Short task — Pick out all lines of the entries that include the word "Pigment" and copy them.

Dataset records —
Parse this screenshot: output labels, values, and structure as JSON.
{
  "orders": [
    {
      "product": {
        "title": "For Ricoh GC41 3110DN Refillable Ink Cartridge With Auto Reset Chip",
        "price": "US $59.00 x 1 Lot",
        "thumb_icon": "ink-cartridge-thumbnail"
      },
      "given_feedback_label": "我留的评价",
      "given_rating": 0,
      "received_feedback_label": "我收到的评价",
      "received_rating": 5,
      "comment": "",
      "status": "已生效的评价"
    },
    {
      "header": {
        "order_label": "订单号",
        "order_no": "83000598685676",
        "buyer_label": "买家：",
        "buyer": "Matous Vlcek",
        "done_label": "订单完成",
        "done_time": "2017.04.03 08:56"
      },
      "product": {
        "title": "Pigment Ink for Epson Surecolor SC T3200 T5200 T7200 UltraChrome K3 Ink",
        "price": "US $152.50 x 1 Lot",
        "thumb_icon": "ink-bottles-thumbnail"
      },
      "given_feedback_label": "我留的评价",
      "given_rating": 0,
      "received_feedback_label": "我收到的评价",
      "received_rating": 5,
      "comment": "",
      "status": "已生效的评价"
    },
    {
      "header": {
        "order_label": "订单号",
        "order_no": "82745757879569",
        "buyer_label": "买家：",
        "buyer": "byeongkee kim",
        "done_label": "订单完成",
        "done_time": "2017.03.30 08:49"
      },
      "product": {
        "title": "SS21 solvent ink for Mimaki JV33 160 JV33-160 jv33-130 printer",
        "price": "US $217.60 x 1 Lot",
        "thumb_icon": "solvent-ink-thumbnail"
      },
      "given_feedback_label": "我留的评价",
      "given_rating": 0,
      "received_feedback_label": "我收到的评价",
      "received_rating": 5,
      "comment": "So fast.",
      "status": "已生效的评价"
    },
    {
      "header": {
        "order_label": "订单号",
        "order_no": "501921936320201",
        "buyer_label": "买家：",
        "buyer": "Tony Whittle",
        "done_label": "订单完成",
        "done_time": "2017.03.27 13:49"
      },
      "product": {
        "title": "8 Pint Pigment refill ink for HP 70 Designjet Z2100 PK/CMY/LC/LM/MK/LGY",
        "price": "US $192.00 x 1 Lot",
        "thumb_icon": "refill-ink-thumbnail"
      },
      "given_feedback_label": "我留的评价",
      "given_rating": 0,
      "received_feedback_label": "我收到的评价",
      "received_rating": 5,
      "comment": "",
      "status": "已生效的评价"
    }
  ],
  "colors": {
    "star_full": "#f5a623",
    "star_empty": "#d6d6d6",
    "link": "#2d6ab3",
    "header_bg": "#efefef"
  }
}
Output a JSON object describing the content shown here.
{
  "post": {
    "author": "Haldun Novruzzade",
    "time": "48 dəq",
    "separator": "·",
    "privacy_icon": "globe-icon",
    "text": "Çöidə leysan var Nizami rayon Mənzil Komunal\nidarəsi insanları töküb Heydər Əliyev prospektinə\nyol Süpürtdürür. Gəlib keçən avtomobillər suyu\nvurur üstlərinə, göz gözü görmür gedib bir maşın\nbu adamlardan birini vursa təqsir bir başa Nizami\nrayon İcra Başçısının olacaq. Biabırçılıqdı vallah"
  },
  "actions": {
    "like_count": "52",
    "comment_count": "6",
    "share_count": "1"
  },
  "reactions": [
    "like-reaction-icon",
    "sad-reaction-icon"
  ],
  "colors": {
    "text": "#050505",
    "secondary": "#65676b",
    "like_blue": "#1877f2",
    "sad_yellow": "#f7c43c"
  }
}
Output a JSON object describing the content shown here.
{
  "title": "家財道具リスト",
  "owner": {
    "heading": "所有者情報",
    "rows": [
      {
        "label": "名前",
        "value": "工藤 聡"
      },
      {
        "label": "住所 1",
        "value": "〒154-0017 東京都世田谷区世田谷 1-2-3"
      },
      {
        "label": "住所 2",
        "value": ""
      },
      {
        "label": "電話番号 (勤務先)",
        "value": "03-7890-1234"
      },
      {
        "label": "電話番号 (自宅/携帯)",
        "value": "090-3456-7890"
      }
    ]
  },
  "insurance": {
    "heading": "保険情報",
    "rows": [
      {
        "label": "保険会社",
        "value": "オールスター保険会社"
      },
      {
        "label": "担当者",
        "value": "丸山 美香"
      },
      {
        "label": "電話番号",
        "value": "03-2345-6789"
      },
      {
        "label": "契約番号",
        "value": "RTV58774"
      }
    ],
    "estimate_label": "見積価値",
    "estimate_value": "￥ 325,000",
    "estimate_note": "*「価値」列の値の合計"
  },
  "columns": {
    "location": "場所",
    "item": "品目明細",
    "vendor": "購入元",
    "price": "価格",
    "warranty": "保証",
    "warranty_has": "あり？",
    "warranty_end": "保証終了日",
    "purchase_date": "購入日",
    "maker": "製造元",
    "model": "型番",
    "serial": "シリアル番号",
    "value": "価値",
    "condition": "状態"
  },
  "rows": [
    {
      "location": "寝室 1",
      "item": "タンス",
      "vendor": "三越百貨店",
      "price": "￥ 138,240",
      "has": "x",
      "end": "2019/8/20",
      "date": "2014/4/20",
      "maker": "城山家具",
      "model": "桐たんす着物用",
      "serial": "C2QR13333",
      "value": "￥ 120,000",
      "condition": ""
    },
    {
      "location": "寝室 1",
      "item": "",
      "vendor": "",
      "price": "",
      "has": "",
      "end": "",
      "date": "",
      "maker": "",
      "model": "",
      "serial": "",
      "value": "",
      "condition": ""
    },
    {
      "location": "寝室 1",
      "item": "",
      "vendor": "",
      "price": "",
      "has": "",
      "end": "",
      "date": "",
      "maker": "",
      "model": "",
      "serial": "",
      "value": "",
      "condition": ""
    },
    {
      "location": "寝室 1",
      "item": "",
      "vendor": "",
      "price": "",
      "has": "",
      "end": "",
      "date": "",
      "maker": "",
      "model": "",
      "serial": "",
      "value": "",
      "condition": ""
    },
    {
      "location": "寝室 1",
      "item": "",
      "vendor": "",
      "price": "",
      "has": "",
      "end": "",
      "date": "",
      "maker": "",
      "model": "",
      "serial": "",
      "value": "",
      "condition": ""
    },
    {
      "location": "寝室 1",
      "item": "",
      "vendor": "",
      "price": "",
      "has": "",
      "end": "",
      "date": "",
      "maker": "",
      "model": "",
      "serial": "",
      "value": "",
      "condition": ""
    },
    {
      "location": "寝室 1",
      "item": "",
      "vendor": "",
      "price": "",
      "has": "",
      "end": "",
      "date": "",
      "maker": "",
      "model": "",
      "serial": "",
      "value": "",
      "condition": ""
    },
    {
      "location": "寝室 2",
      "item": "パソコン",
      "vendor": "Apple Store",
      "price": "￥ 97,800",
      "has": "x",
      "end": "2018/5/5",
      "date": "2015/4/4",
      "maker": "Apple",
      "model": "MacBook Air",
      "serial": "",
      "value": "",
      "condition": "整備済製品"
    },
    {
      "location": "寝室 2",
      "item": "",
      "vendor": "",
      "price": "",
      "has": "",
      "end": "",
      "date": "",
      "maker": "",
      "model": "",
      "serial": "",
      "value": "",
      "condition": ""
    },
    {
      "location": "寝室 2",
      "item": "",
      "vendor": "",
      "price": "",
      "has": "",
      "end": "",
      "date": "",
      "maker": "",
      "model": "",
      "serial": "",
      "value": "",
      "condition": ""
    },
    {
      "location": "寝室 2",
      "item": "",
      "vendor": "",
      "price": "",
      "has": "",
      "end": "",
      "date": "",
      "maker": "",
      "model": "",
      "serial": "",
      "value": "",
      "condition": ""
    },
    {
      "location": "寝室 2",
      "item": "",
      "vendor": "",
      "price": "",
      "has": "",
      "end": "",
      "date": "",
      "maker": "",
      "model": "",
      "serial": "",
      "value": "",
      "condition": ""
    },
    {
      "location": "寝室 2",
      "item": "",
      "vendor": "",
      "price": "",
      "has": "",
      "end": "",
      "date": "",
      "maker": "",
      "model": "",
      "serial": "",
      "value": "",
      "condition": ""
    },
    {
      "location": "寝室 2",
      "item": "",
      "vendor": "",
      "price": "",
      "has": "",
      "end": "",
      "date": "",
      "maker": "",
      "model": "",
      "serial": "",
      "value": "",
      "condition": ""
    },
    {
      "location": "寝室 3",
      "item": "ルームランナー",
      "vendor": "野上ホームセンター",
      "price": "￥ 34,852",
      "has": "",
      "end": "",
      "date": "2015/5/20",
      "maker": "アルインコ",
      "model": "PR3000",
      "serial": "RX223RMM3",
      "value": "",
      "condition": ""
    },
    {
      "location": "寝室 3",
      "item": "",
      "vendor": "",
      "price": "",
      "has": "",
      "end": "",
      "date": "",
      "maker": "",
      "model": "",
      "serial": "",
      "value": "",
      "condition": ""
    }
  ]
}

Task result —
        "title": "Pigment Ink for Epson Surecolor SC T3200 T5200 T7200 UltraChrome K3 Ink",
        "title": "8 Pint Pigment refill ink for HP 70 Designjet Z2100 PK/CMY/LC/LM/MK/LGY",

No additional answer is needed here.